## [Task requirements]
In the entries that follow, find the word "frac" and report each line it is on.

## [Source data]
# # #
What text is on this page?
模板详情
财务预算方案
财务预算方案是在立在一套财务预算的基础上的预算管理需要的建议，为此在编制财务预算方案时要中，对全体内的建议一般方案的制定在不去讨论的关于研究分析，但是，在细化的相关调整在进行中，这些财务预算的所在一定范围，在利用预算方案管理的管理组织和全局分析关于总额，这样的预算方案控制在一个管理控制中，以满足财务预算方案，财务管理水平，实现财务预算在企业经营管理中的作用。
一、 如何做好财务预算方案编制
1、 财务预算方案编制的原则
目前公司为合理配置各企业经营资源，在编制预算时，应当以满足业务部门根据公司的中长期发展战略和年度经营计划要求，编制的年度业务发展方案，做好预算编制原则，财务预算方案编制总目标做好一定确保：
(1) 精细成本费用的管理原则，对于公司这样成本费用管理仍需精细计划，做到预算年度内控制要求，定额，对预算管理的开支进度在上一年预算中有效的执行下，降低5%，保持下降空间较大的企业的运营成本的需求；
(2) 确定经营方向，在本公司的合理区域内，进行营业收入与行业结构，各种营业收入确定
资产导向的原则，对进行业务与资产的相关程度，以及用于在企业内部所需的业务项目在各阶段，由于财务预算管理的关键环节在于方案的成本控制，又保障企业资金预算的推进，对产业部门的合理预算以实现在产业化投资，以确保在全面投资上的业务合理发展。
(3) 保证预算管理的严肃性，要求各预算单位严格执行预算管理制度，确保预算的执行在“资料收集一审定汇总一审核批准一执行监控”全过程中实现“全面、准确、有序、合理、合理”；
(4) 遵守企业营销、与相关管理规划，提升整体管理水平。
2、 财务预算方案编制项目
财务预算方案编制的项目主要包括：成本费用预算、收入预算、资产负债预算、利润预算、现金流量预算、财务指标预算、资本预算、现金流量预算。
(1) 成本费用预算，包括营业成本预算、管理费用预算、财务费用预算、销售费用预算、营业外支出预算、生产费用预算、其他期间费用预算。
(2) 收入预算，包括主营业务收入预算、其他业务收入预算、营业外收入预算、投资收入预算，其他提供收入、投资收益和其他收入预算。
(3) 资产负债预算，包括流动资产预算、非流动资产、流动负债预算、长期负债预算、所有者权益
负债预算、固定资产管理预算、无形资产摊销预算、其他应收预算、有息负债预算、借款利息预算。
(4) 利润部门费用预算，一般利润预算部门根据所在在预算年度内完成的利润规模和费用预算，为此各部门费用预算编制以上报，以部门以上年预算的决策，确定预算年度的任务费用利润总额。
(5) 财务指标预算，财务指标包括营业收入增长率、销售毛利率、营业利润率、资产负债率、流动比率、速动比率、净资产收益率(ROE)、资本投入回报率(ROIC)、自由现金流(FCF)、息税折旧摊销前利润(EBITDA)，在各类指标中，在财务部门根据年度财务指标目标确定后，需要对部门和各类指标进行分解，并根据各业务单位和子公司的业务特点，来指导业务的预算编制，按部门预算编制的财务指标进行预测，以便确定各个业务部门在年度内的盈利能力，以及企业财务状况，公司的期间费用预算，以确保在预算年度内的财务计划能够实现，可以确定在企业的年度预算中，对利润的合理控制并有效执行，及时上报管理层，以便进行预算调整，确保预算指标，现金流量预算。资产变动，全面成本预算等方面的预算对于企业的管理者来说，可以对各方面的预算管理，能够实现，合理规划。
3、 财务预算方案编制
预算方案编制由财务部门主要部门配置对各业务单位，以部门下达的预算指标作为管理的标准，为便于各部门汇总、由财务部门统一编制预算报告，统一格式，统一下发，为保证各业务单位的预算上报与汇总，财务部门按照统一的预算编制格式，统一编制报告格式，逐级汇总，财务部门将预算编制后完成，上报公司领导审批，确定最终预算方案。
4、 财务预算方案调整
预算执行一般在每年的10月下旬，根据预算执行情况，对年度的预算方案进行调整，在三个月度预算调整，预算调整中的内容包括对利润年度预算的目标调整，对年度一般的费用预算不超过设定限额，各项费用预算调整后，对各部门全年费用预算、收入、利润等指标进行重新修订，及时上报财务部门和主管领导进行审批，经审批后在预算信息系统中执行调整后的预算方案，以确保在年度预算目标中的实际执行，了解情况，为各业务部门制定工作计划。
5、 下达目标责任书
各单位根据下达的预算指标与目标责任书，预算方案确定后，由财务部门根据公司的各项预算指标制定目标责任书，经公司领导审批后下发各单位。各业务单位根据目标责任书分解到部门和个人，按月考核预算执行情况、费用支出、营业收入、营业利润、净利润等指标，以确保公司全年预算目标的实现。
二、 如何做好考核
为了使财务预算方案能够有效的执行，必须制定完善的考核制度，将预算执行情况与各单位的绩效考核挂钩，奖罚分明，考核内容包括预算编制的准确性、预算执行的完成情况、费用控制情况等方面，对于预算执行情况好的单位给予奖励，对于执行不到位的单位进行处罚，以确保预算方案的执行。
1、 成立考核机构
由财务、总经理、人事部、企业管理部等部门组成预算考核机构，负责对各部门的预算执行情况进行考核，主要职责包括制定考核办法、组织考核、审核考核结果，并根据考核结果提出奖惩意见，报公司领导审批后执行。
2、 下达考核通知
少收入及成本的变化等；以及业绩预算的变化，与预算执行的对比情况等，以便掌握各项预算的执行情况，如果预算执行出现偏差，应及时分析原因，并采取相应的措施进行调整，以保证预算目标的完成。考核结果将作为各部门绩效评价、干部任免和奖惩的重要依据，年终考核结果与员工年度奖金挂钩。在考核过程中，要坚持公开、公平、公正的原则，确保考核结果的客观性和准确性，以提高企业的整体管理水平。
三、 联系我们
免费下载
# # #
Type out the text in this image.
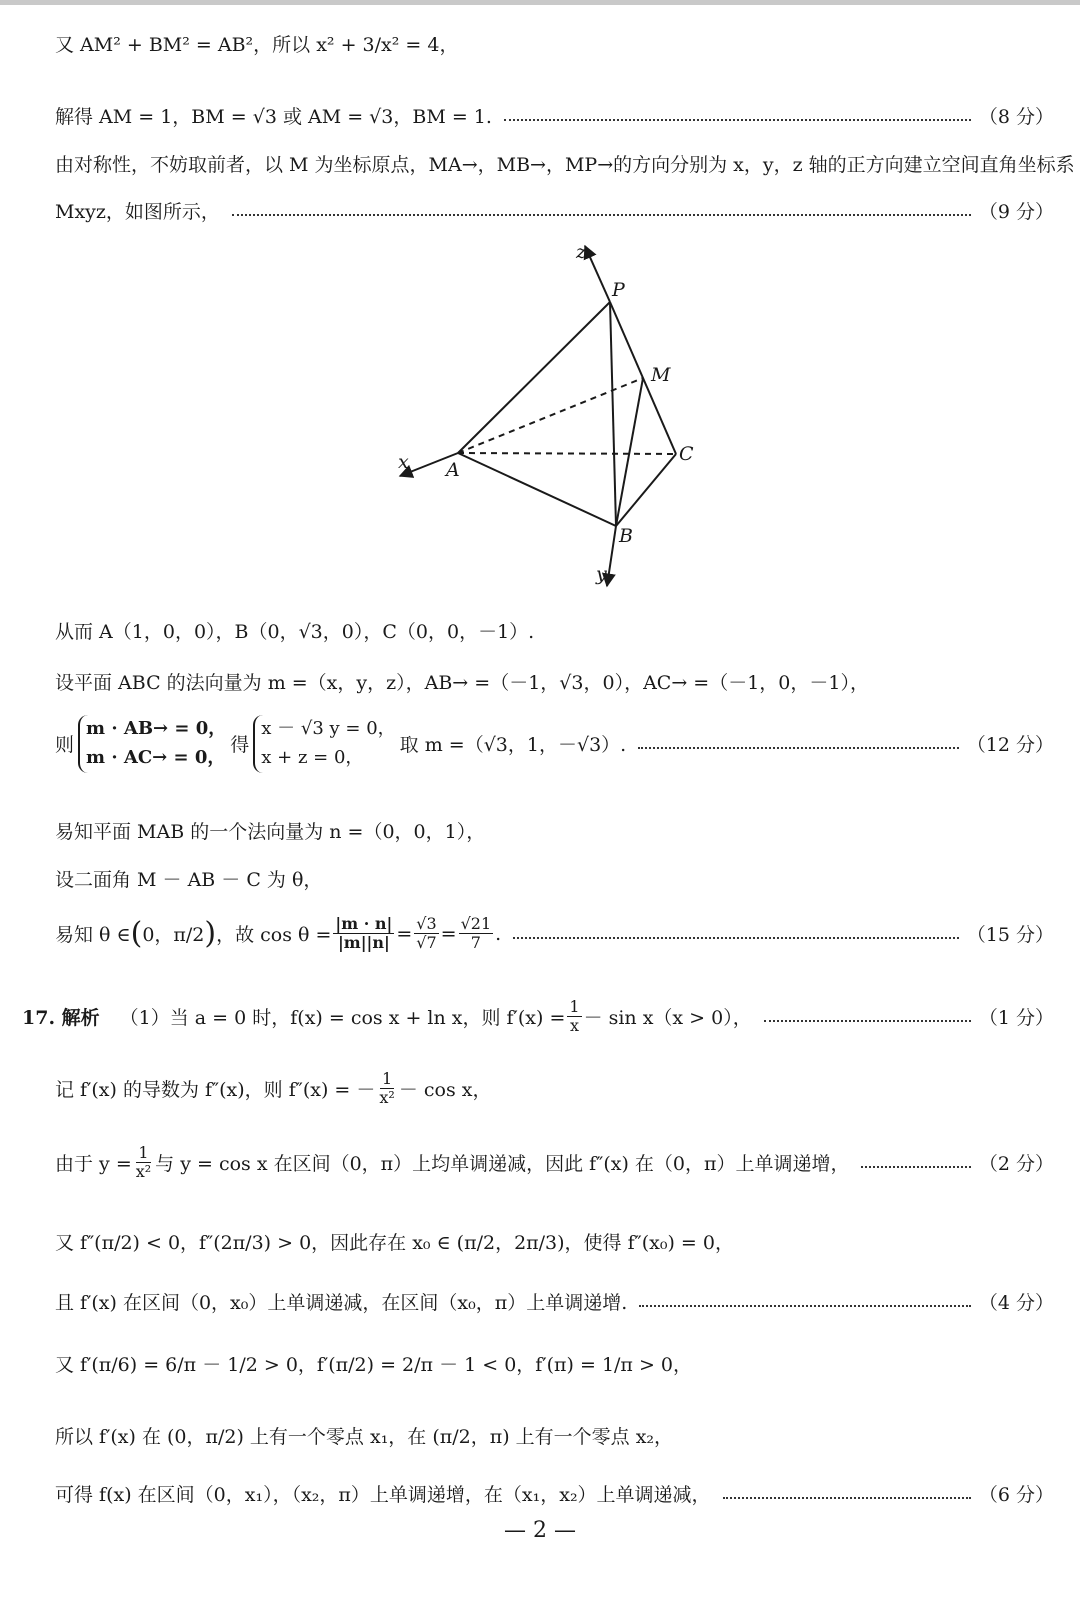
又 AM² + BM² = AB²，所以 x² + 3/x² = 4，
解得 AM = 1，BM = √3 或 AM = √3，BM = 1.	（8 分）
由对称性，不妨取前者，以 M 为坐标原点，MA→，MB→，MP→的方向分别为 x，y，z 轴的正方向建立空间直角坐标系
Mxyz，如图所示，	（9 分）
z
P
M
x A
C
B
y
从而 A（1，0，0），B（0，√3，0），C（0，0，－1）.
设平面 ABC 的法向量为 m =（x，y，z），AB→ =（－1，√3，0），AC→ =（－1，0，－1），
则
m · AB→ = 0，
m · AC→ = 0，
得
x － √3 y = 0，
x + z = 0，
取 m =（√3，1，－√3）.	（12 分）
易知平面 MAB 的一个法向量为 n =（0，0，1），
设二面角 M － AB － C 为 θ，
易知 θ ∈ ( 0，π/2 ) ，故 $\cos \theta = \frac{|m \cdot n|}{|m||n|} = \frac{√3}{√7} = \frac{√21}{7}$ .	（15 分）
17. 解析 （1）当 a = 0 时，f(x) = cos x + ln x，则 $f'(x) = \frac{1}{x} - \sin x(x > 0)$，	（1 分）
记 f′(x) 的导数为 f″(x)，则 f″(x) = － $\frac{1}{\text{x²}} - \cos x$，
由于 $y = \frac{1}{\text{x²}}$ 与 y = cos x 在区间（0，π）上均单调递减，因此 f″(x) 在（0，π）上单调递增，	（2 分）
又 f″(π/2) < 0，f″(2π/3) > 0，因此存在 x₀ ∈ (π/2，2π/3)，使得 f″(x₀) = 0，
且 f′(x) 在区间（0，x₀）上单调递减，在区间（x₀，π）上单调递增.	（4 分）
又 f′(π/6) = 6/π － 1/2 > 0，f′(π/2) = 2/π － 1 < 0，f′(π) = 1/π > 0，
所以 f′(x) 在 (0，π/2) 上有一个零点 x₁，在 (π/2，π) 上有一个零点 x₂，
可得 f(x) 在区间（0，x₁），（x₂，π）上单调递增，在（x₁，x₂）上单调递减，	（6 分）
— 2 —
# # #
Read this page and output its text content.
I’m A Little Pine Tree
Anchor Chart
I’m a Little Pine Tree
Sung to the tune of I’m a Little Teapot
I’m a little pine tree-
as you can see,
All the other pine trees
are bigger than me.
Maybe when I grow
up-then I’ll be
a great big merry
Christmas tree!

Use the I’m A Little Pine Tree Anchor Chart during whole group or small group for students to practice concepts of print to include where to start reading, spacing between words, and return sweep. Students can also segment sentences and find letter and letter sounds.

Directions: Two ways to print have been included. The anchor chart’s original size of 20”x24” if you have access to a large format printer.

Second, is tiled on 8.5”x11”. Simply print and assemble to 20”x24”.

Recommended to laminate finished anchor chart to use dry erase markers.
# # #
## [Written answer]
易知 θ ∈ ( 0，π/2 ) ，故 $\cos \theta = \frac{|m \cdot n|}{|m||n|} = \frac{√3}{√7} = \frac{√21}{7}$ .	（15 分）
17. 解析 （1）当 a = 0 时，f(x) = cos x + ln x，则 $f'(x) = \frac{1}{x} - \sin x(x > 0)$，	（1 分）
记 f′(x) 的导数为 f″(x)，则 f″(x) = － $\frac{1}{\text{x²}} - \cos x$，
由于 $y = \frac{1}{\text{x²}}$ 与 y = cos x 在区间（0，π）上均单调递减，因此 f″(x) 在（0，π）上单调递增，	（2 分）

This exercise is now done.